## EXERCISE AIM
Gather from the material every line that contains the string "報名方式".

## GIVEN ENTRIES

+ + +

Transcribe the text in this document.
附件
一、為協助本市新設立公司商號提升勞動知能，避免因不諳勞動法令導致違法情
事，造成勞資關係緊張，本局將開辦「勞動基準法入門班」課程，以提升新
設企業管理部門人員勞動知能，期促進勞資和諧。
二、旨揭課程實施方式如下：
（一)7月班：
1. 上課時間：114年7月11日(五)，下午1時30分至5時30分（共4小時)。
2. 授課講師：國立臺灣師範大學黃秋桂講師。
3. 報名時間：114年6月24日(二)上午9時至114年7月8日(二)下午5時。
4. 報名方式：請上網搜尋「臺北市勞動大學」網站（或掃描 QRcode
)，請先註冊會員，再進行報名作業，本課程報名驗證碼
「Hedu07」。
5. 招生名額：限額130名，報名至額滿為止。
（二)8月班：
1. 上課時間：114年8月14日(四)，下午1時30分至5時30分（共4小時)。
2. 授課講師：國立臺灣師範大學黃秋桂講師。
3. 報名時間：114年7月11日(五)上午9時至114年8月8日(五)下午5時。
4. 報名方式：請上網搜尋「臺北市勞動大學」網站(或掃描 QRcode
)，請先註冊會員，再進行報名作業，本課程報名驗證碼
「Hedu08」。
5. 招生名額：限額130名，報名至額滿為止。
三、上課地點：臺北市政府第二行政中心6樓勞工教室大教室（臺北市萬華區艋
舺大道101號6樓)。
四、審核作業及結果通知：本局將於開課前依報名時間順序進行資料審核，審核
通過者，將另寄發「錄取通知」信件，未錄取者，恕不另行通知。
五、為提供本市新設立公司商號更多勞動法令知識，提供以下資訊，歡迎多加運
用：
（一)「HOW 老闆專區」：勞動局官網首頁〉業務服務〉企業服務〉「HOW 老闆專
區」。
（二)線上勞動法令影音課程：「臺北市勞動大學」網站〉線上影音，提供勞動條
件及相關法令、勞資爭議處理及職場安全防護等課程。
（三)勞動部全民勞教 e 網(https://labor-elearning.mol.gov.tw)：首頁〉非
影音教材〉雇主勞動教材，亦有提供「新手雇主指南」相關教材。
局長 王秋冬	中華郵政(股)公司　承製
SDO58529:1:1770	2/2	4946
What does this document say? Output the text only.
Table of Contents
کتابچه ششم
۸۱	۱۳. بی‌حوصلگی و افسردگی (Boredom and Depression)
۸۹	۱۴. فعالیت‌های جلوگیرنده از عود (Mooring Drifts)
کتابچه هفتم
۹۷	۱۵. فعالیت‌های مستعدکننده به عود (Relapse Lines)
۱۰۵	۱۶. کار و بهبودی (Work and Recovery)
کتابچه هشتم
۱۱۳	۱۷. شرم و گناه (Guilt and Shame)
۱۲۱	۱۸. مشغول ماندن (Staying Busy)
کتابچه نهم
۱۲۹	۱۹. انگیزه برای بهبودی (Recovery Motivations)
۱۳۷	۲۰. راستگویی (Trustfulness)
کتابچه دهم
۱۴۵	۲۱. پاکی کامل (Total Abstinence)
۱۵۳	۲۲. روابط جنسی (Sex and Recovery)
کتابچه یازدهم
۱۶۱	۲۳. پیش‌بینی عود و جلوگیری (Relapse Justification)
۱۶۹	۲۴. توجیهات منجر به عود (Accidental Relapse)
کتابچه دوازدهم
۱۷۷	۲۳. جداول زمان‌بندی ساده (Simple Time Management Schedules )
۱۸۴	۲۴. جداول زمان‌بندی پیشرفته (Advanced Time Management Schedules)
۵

+ + +

## ANSWER TO THE EXERCISE
4. 報名方式：請上網搜尋「臺北市勞動大學」網站（或掃描 QRcode
4. 報名方式：請上網搜尋「臺北市勞動大學」網站(或掃描 QRcode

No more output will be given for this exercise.